[Figure record listings]
— Start —

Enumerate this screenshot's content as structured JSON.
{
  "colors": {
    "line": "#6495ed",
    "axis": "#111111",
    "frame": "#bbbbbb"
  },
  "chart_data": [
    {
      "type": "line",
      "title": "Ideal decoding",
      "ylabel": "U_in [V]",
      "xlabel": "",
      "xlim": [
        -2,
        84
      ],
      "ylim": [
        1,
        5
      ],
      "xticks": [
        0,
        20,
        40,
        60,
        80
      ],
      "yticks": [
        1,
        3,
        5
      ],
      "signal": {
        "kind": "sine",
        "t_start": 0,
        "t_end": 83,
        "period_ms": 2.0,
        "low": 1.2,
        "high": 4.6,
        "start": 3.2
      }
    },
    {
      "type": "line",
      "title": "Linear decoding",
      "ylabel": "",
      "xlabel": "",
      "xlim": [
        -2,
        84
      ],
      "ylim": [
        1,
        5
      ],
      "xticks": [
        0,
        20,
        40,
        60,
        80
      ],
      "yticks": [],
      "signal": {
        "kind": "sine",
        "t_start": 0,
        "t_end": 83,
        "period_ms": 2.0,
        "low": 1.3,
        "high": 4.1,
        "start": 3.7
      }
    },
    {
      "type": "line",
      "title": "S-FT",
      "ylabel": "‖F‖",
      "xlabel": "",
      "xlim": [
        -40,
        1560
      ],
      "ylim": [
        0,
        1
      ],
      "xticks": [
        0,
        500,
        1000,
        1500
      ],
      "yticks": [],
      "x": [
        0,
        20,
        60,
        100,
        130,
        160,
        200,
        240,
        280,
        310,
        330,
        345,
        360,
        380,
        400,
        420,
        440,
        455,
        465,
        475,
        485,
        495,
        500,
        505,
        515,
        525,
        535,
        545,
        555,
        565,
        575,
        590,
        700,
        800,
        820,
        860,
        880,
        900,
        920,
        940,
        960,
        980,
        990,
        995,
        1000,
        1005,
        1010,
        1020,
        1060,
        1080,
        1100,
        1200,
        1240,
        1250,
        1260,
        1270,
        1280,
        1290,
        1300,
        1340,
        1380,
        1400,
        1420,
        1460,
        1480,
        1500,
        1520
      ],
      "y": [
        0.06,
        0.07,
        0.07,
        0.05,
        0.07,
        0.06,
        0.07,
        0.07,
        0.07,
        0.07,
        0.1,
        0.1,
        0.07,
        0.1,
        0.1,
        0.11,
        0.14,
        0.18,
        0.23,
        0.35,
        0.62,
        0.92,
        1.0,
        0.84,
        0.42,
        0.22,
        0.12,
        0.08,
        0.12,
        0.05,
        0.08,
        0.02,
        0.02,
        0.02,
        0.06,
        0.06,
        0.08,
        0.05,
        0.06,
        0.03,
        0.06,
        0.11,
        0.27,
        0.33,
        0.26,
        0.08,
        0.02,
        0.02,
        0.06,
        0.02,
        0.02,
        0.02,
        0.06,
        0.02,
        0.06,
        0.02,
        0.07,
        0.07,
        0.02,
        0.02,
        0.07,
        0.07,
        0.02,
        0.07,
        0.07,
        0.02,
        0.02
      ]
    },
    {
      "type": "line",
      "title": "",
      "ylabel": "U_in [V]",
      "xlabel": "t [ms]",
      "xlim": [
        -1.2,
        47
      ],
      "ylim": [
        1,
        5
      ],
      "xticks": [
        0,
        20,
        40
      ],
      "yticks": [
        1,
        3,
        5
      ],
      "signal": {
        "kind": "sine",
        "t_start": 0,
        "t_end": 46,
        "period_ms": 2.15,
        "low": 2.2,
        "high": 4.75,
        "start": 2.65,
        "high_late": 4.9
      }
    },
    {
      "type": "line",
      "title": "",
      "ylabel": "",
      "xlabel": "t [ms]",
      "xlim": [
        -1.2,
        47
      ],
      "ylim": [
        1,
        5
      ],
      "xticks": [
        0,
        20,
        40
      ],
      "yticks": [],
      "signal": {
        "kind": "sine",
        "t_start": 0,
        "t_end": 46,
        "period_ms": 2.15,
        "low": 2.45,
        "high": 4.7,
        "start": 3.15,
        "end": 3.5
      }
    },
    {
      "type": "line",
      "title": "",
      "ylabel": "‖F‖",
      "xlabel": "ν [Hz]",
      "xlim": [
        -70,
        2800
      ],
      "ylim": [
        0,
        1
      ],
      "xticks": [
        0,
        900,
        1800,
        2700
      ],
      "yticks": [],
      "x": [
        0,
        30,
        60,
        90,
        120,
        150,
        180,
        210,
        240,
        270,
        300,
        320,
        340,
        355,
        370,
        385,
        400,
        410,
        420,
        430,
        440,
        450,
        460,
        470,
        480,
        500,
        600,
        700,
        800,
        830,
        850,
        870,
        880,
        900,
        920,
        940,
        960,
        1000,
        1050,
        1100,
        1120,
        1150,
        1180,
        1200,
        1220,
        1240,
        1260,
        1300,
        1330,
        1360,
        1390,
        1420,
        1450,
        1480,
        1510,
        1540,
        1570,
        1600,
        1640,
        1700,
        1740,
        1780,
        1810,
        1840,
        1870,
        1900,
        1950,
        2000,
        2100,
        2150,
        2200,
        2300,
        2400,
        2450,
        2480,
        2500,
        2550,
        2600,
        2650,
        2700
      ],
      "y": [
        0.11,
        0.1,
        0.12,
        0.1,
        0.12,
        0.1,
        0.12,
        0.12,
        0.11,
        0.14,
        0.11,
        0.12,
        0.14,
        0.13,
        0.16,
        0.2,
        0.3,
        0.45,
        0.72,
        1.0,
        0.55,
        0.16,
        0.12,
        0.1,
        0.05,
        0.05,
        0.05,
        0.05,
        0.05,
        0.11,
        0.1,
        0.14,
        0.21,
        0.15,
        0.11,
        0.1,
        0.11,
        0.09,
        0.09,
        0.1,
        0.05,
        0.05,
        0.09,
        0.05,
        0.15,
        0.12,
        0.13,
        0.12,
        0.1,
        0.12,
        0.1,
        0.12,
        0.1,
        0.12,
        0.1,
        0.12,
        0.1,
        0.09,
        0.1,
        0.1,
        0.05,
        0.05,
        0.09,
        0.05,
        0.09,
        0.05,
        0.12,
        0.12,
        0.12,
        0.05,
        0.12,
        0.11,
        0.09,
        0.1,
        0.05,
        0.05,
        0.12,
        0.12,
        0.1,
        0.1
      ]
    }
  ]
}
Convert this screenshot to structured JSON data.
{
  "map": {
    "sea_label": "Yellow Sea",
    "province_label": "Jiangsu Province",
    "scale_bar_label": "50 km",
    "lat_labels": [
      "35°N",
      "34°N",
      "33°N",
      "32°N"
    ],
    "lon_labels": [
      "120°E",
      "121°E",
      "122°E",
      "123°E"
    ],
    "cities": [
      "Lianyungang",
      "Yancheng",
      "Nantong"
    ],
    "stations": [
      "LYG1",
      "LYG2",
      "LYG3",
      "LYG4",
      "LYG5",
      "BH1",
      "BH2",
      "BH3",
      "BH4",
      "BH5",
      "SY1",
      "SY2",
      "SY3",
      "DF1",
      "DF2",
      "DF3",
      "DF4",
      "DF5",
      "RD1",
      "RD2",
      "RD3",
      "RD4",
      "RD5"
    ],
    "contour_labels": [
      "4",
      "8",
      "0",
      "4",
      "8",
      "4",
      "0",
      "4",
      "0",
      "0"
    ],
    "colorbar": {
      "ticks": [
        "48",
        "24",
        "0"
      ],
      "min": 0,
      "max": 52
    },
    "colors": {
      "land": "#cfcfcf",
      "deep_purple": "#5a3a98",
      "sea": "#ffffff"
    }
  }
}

— End —

What the task requires:
Extract the data in full. Keep it word for word.

The response:
Enumerate this screenshot's content as structured JSON.
{
  "colors": {
    "line": "#6495ed",
    "axis": "#111111",
    "frame": "#bbbbbb"
  },
  "chart_data": [
    {
      "type": "line",
      "title": "Ideal decoding",
      "ylabel": "U_in [V]",
      "xlabel": "",
      "xlim": [
        -2,
        84
      ],
      "ylim": [
        1,
        5
      ],
      "xticks": [
        0,
        20,
        40,
        60,
        80
      ],
      "yticks": [
        1,
        3,
        5
      ],
      "signal": {
        "kind": "sine",
        "t_start": 0,
        "t_end": 83,
        "period_ms": 2.0,
        "low": 1.2,
        "high": 4.6,
        "start": 3.2
      }
    },
    {
      "type": "line",
      "title": "Linear decoding",
      "ylabel": "",
      "xlabel": "",
      "xlim": [
        -2,
        84
      ],
      "ylim": [
        1,
        5
      ],
      "xticks": [
        0,
        20,
        40,
        60,
        80
      ],
      "yticks": [],
      "signal": {
        "kind": "sine",
        "t_start": 0,
        "t_end": 83,
        "period_ms": 2.0,
        "low": 1.3,
        "high": 4.1,
        "start": 3.7
      }
    },
    {
      "type": "line",
      "title": "S-FT",
      "ylabel": "‖F‖",
      "xlabel": "",
      "xlim": [
        -40,
        1560
      ],
      "ylim": [
        0,
        1
      ],
      "xticks": [
        0,
        500,
        1000,
        1500
      ],
      "yticks": [],
      "x": [
        0,
        20,
        60,
        100,
        130,
        160,
        200,
        240,
        280,
        310,
        330,
        345,
        360,
        380,
        400,
        420,
        440,
        455,
        465,
        475,
        485,
        495,
        500,
        505,
        515,
        525,
        535,
        545,
        555,
        565,
        575,
        590,
        700,
        800,
        820,
        860,
        880,
        900,
        920,
        940,
        960,
        980,
        990,
        995,
        1000,
        1005,
        1010,
        1020,
        1060,
        1080,
        1100,
        1200,
        1240,
        1250,
        1260,
        1270,
        1280,
        1290,
        1300,
        1340,
        1380,
        1400,
        1420,
        1460,
        1480,
        1500,
        1520
      ],
      "y": [
        0.06,
        0.07,
        0.07,
        0.05,
        0.07,
        0.06,
        0.07,
        0.07,
        0.07,
        0.07,
        0.1,
        0.1,
        0.07,
        0.1,
        0.1,
        0.11,
        0.14,
        0.18,
        0.23,
        0.35,
        0.62,
        0.92,
        1.0,
        0.84,
        0.42,
        0.22,
        0.12,
        0.08,
        0.12,
        0.05,
        0.08,
        0.02,
        0.02,
        0.02,
        0.06,
        0.06,
        0.08,
        0.05,
        0.06,
        0.03,
        0.06,
        0.11,
        0.27,
        0.33,
        0.26,
        0.08,
        0.02,
        0.02,
        0.06,
        0.02,
        0.02,
        0.02,
        0.06,
        0.02,
        0.06,
        0.02,
        0.07,
        0.07,
        0.02,
        0.02,
        0.07,
        0.07,
        0.02,
        0.07,
        0.07,
        0.02,
        0.02
      ]
    },
    {
      "type": "line",
      "title": "",
      "ylabel": "U_in [V]",
      "xlabel": "t [ms]",
      "xlim": [
        -1.2,
        47
      ],
      "ylim": [
        1,
        5
      ],
      "xticks": [
        0,
        20,
        40
      ],
      "yticks": [
        1,
        3,
        5
      ],
      "signal": {
        "kind": "sine",
        "t_start": 0,
        "t_end": 46,
        "period_ms": 2.15,
        "low": 2.2,
        "high": 4.75,
        "start": 2.65,
        "high_late": 4.9
      }
    },
    {
      "type": "line",
      "title": "",
      "ylabel": "",
      "xlabel": "t [ms]",
      "xlim": [
        -1.2,
        47
      ],
      "ylim": [
        1,
        5
      ],
      "xticks": [
        0,
        20,
        40
      ],
      "yticks": [],
      "signal": {
        "kind": "sine",
        "t_start": 0,
        "t_end": 46,
        "period_ms": 2.15,
        "low": 2.45,
        "high": 4.7,
        "start": 3.15,
        "end": 3.5
      }
    },
    {
      "type": "line",
      "title": "",
      "ylabel": "‖F‖",
      "xlabel": "ν [Hz]",
      "xlim": [
        -70,
        2800
      ],
      "ylim": [
        0,
        1
      ],
      "xticks": [
        0,
        900,
        1800,
        2700
      ],
      "yticks": [],
      "x": [
        0,
        30,
        60,
        90,
        120,
        150,
        180,
        210,
        240,
        270,
        300,
        320,
        340,
        355,
        370,
        385,
        400,
        410,
        420,
        430,
        440,
        450,
        460,
        470,
        480,
        500,
        600,
        700,
        800,
        830,
        850,
        870,
        880,
        900,
        920,
        940,
        960,
        1000,
        1050,
        1100,
        1120,
        1150,
        1180,
        1200,
        1220,
        1240,
        1260,
        1300,
        1330,
        1360,
        1390,
        1420,
        1450,
        1480,
        1510,
        1540,
        1570,
        1600,
        1640,
        1700,
        1740,
        1780,
        1810,
        1840,
        1870,
        1900,
        1950,
        2000,
        2100,
        2150,
        2200,
        2300,
        2400,
        2450,
        2480,
        2500,
        2550,
        2600,
        2650,
        2700
      ],
      "y": [
        0.11,
        0.1,
        0.12,
        0.1,
        0.12,
        0.1,
        0.12,
        0.12,
        0.11,
        0.14,
        0.11,
        0.12,
        0.14,
        0.13,
        0.16,
        0.2,
        0.3,
        0.45,
        0.72,
        1.0,
        0.55,
        0.16,
        0.12,
        0.1,
        0.05,
        0.05,
        0.05,
        0.05,
        0.05,
        0.11,
        0.1,
        0.14,
        0.21,
        0.15,
        0.11,
        0.1,
        0.11,
        0.09,
        0.09,
        0.1,
        0.05,
        0.05,
        0.09,
        0.05,
        0.15,
        0.12,
        0.13,
        0.12,
        0.1,
        0.12,
        0.1,
        0.12,
        0.1,
        0.12,
        0.1,
        0.12,
        0.1,
        0.09,
        0.1,
        0.1,
        0.05,
        0.05,
        0.09,
        0.05,
        0.09,
        0.05,
        0.12,
        0.12,
        0.12,
        0.05,
        0.12,
        0.11,
        0.09,
        0.1,
        0.05,
        0.05,
        0.12,
        0.12,
        0.1,
        0.1
      ]
    }
  ]
}
Convert this screenshot to structured JSON data.
{
  "map": {
    "sea_label": "Yellow Sea",
    "province_label": "Jiangsu Province",
    "scale_bar_label": "50 km",
    "lat_labels": [
      "35°N",
      "34°N",
      "33°N",
      "32°N"
    ],
    "lon_labels": [
      "120°E",
      "121°E",
      "122°E",
      "123°E"
    ],
    "cities": [
      "Lianyungang",
      "Yancheng",
      "Nantong"
    ],
    "stations": [
      "LYG1",
      "LYG2",
      "LYG3",
      "LYG4",
      "LYG5",
      "BH1",
      "BH2",
      "BH3",
      "BH4",
      "BH5",
      "SY1",
      "SY2",
      "SY3",
      "DF1",
      "DF2",
      "DF3",
      "DF4",
      "DF5",
      "RD1",
      "RD2",
      "RD3",
      "RD4",
      "RD5"
    ],
    "contour_labels": [
      "4",
      "8",
      "0",
      "4",
      "8",
      "4",
      "0",
      "4",
      "0",
      "0"
    ],
    "colorbar": {
      "ticks": [
        "48",
        "24",
        "0"
      ],
      "min": 0,
      "max": 52
    },
    "colors": {
      "land": "#cfcfcf",
      "deep_purple": "#5a3a98",
      "sea": "#ffffff"
    }
  }
}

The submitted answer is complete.